Print the records below exactly as they appear.

### Saved entries
----------

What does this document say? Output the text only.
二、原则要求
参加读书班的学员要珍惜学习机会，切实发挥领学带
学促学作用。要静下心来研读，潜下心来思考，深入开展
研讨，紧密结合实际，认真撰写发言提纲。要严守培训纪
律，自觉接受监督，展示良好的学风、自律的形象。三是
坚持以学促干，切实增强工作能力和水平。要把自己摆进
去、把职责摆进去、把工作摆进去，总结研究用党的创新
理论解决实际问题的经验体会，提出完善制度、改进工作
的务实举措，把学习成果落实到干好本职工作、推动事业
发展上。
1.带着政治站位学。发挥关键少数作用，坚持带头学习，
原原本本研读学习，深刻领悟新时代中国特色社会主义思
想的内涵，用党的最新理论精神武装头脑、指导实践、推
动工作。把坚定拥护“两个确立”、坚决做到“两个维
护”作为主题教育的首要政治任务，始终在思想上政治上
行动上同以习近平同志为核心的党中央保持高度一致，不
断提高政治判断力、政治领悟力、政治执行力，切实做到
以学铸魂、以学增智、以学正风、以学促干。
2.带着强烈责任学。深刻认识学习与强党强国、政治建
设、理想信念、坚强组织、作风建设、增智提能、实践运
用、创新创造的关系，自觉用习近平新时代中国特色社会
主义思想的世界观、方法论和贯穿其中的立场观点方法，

----------

### EXERCISE ANSWER
What does this document say? Output the text only.
二、原则要求
参加读书班的学员要珍惜学习机会，切实发挥领学带
学促学作用。要静下心来研读，潜下心来思考，深入开展
研讨，紧密结合实际，认真撰写发言提纲。要严守培训纪
律，自觉接受监督，展示良好的学风、自律的形象。三是
坚持以学促干，切实增强工作能力和水平。要把自己摆进
去、把职责摆进去、把工作摆进去，总结研究用党的创新
理论解决实际问题的经验体会，提出完善制度、改进工作
的务实举措，把学习成果落实到干好本职工作、推动事业
发展上。
1.带着政治站位学。发挥关键少数作用，坚持带头学习，
原原本本研读学习，深刻领悟新时代中国特色社会主义思
想的内涵，用党的最新理论精神武装头脑、指导实践、推
动工作。把坚定拥护“两个确立”、坚决做到“两个维
护”作为主题教育的首要政治任务，始终在思想上政治上
行动上同以习近平同志为核心的党中央保持高度一致，不
断提高政治判断力、政治领悟力、政治执行力，切实做到
以学铸魂、以学增智、以学正风、以学促干。
2.带着强烈责任学。深刻认识学习与强党强国、政治建
设、理想信念、坚强组织、作风建设、增智提能、实践运
用、创新创造的关系，自觉用习近平新时代中国特色社会
主义思想的世界观、方法论和贯穿其中的立场观点方法，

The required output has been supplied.